Problem to work on: Quote the records beneath, complete and exact. Leave out images.

━━━━━ Extracted material

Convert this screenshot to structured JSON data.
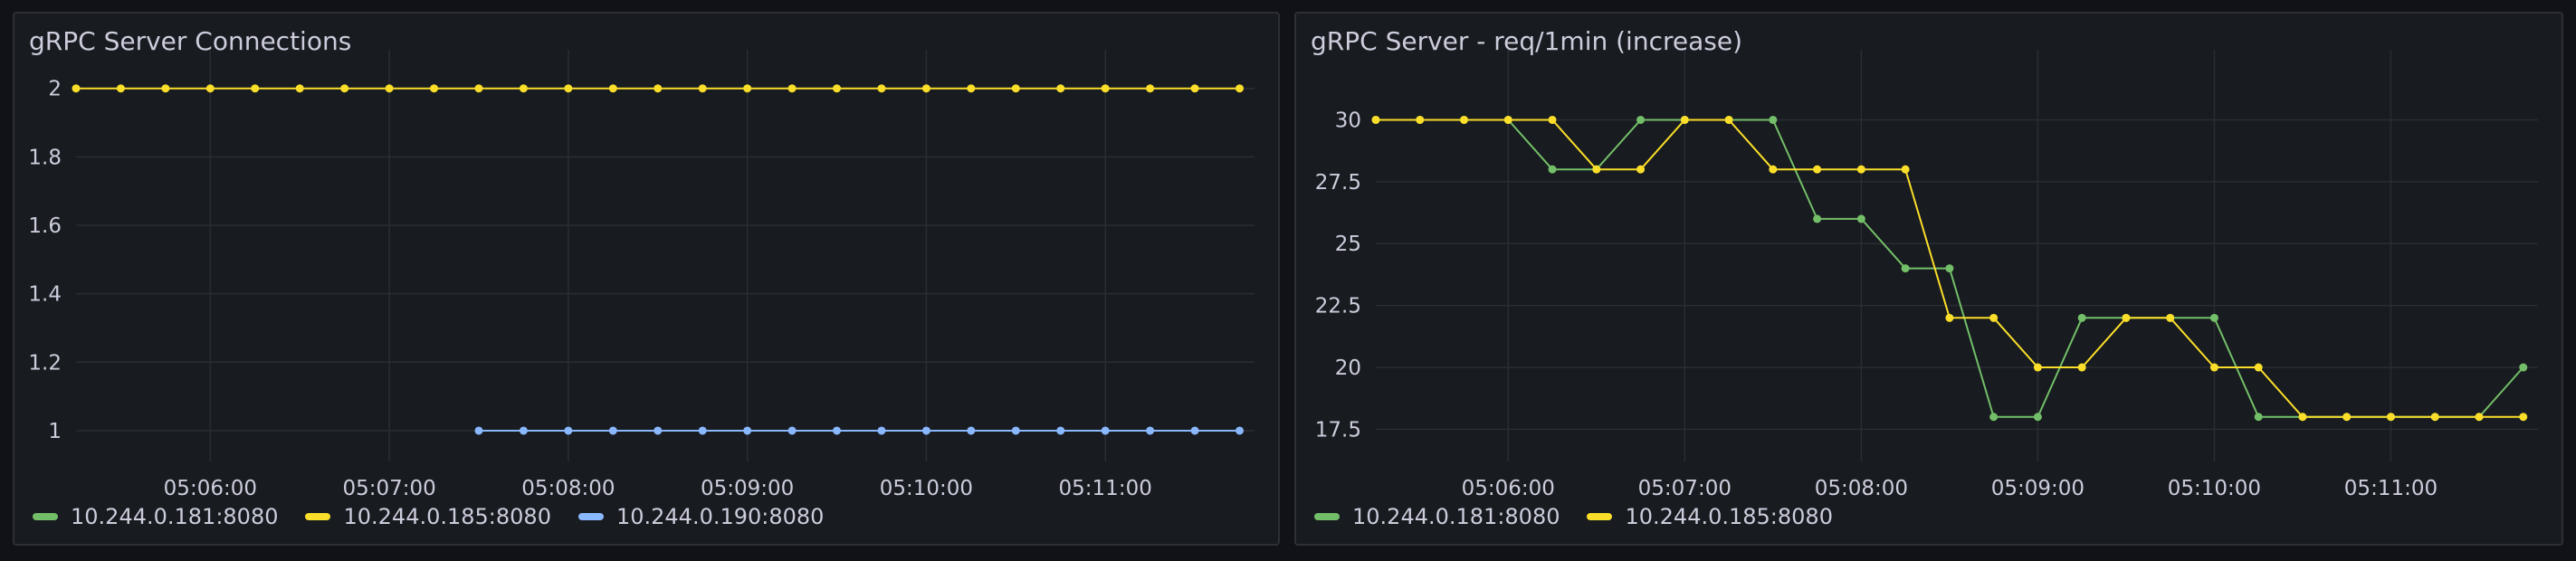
{
  "chart_data": [
    {
      "type": "line",
      "title": "gRPC Server Connections",
      "xlabel": "",
      "ylabel": "",
      "x_ticks": [
        "05:06:00",
        "05:07:00",
        "05:08:00",
        "05:09:00",
        "05:10:00",
        "05:11:00"
      ],
      "y_ticks": [
        "1",
        "1.2",
        "1.4",
        "1.6",
        "1.8",
        "2"
      ],
      "xlim": [
        "05:05:15",
        "05:11:50"
      ],
      "ylim": [
        0.91,
        2.06
      ],
      "grid": true,
      "legend_position": "bottom-left",
      "x": [
        "05:05:15",
        "05:05:30",
        "05:05:45",
        "05:06:00",
        "05:06:15",
        "05:06:30",
        "05:06:45",
        "05:07:00",
        "05:07:15",
        "05:07:30",
        "05:07:45",
        "05:08:00",
        "05:08:15",
        "05:08:30",
        "05:08:45",
        "05:09:00",
        "05:09:15",
        "05:09:30",
        "05:09:45",
        "05:10:00",
        "05:10:15",
        "05:10:30",
        "05:10:45",
        "05:11:00",
        "05:11:15",
        "05:11:30",
        "05:11:45"
      ],
      "series": [
        {
          "name": "10.244.0.181:8080",
          "color": "#73bf69",
          "values": [
            null,
            null,
            null,
            null,
            null,
            null,
            null,
            null,
            null,
            null,
            null,
            null,
            null,
            null,
            null,
            null,
            null,
            null,
            null,
            null,
            null,
            null,
            null,
            null,
            null,
            null,
            null
          ]
        },
        {
          "name": "10.244.0.185:8080",
          "color": "#fade2a",
          "values": [
            2,
            2,
            2,
            2,
            2,
            2,
            2,
            2,
            2,
            2,
            2,
            2,
            2,
            2,
            2,
            2,
            2,
            2,
            2,
            2,
            2,
            2,
            2,
            2,
            2,
            2,
            2
          ]
        },
        {
          "name": "10.244.0.190:8080",
          "color": "#8ab8ff",
          "values": [
            null,
            null,
            null,
            null,
            null,
            null,
            null,
            null,
            null,
            1,
            1,
            1,
            1,
            1,
            1,
            1,
            1,
            1,
            1,
            1,
            1,
            1,
            1,
            1,
            1,
            1,
            1
          ]
        }
      ]
    },
    {
      "type": "line",
      "title": "gRPC Server - req/1min (increase)",
      "xlabel": "",
      "ylabel": "",
      "x_ticks": [
        "05:06:00",
        "05:07:00",
        "05:08:00",
        "05:09:00",
        "05:10:00",
        "05:11:00"
      ],
      "y_ticks": [
        "17.5",
        "20",
        "22.5",
        "25",
        "27.5",
        "30"
      ],
      "xlim": [
        "05:05:15",
        "05:11:50"
      ],
      "ylim": [
        16.2,
        32.1
      ],
      "grid": true,
      "legend_position": "bottom-left",
      "x": [
        "05:05:15",
        "05:05:30",
        "05:05:45",
        "05:06:00",
        "05:06:15",
        "05:06:30",
        "05:06:45",
        "05:07:00",
        "05:07:15",
        "05:07:30",
        "05:07:45",
        "05:08:00",
        "05:08:15",
        "05:08:30",
        "05:08:45",
        "05:09:00",
        "05:09:15",
        "05:09:30",
        "05:09:45",
        "05:10:00",
        "05:10:15",
        "05:10:30",
        "05:10:45",
        "05:11:00",
        "05:11:15",
        "05:11:30",
        "05:11:45"
      ],
      "series": [
        {
          "name": "10.244.0.181:8080",
          "color": "#73bf69",
          "values": [
            30,
            30,
            30,
            30,
            28,
            28,
            30,
            30,
            30,
            30,
            26,
            26,
            24,
            24,
            18,
            18,
            22,
            22,
            22,
            22,
            18,
            18,
            18,
            18,
            18,
            18,
            20
          ]
        },
        {
          "name": "10.244.0.185:8080",
          "color": "#fade2a",
          "values": [
            30,
            30,
            30,
            30,
            30,
            28,
            28,
            30,
            30,
            28,
            28,
            28,
            28,
            22,
            22,
            20,
            20,
            22,
            22,
            20,
            20,
            18,
            18,
            18,
            18,
            18,
            18
          ]
        }
      ]
    }
  ]
}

━━━━━━━━━━

Written reply:
Convert this screenshot to structured JSON data.
{
  "chart_data": [
    {
      "type": "line",
      "title": "gRPC Server Connections",
      "xlabel": "",
      "ylabel": "",
      "x_ticks": [
        "05:06:00",
        "05:07:00",
        "05:08:00",
        "05:09:00",
        "05:10:00",
        "05:11:00"
      ],
      "y_ticks": [
        "1",
        "1.2",
        "1.4",
        "1.6",
        "1.8",
        "2"
      ],
      "xlim": [
        "05:05:15",
        "05:11:50"
      ],
      "ylim": [
        0.91,
        2.06
      ],
      "grid": true,
      "legend_position": "bottom-left",
      "x": [
        "05:05:15",
        "05:05:30",
        "05:05:45",
        "05:06:00",
        "05:06:15",
        "05:06:30",
        "05:06:45",
        "05:07:00",
        "05:07:15",
        "05:07:30",
        "05:07:45",
        "05:08:00",
        "05:08:15",
        "05:08:30",
        "05:08:45",
        "05:09:00",
        "05:09:15",
        "05:09:30",
        "05:09:45",
        "05:10:00",
        "05:10:15",
        "05:10:30",
        "05:10:45",
        "05:11:00",
        "05:11:15",
        "05:11:30",
        "05:11:45"
      ],
      "series": [
        {
          "name": "10.244.0.181:8080",
          "color": "#73bf69",
          "values": [
            null,
            null,
            null,
            null,
            null,
            null,
            null,
            null,
            null,
            null,
            null,
            null,
            null,
            null,
            null,
            null,
            null,
            null,
            null,
            null,
            null,
            null,
            null,
            null,
            null,
            null,
            null
          ]
        },
        {
          "name": "10.244.0.185:8080",
          "color": "#fade2a",
          "values": [
            2,
            2,
            2,
            2,
            2,
            2,
            2,
            2,
            2,
            2,
            2,
            2,
            2,
            2,
            2,
            2,
            2,
            2,
            2,
            2,
            2,
            2,
            2,
            2,
            2,
            2,
            2
          ]
        },
        {
          "name": "10.244.0.190:8080",
          "color": "#8ab8ff",
          "values": [
            null,
            null,
            null,
            null,
            null,
            null,
            null,
            null,
            null,
            1,
            1,
            1,
            1,
            1,
            1,
            1,
            1,
            1,
            1,
            1,
            1,
            1,
            1,
            1,
            1,
            1,
            1
          ]
        }
      ]
    },
    {
      "type": "line",
      "title": "gRPC Server - req/1min (increase)",
      "xlabel": "",
      "ylabel": "",
      "x_ticks": [
        "05:06:00",
        "05:07:00",
        "05:08:00",
        "05:09:00",
        "05:10:00",
        "05:11:00"
      ],
      "y_ticks": [
        "17.5",
        "20",
        "22.5",
        "25",
        "27.5",
        "30"
      ],
      "xlim": [
        "05:05:15",
        "05:11:50"
      ],
      "ylim": [
        16.2,
        32.1
      ],
      "grid": true,
      "legend_position": "bottom-left",
      "x": [
        "05:05:15",
        "05:05:30",
        "05:05:45",
        "05:06:00",
        "05:06:15",
        "05:06:30",
        "05:06:45",
        "05:07:00",
        "05:07:15",
        "05:07:30",
        "05:07:45",
        "05:08:00",
        "05:08:15",
        "05:08:30",
        "05:08:45",
        "05:09:00",
        "05:09:15",
        "05:09:30",
        "05:09:45",
        "05:10:00",
        "05:10:15",
        "05:10:30",
        "05:10:45",
        "05:11:00",
        "05:11:15",
        "05:11:30",
        "05:11:45"
      ],
      "series": [
        {
          "name": "10.244.0.181:8080",
          "color": "#73bf69",
          "values": [
            30,
            30,
            30,
            30,
            28,
            28,
            30,
            30,
            30,
            30,
            26,
            26,
            24,
            24,
            18,
            18,
            22,
            22,
            22,
            22,
            18,
            18,
            18,
            18,
            18,
            18,
            20
          ]
        },
        {
          "name": "10.244.0.185:8080",
          "color": "#fade2a",
          "values": [
            30,
            30,
            30,
            30,
            30,
            28,
            28,
            30,
            30,
            28,
            28,
            28,
            28,
            22,
            22,
            20,
            20,
            22,
            22,
            20,
            20,
            18,
            18,
            18,
            18,
            18,
            18
          ]
        }
      ]
    }
  ]
}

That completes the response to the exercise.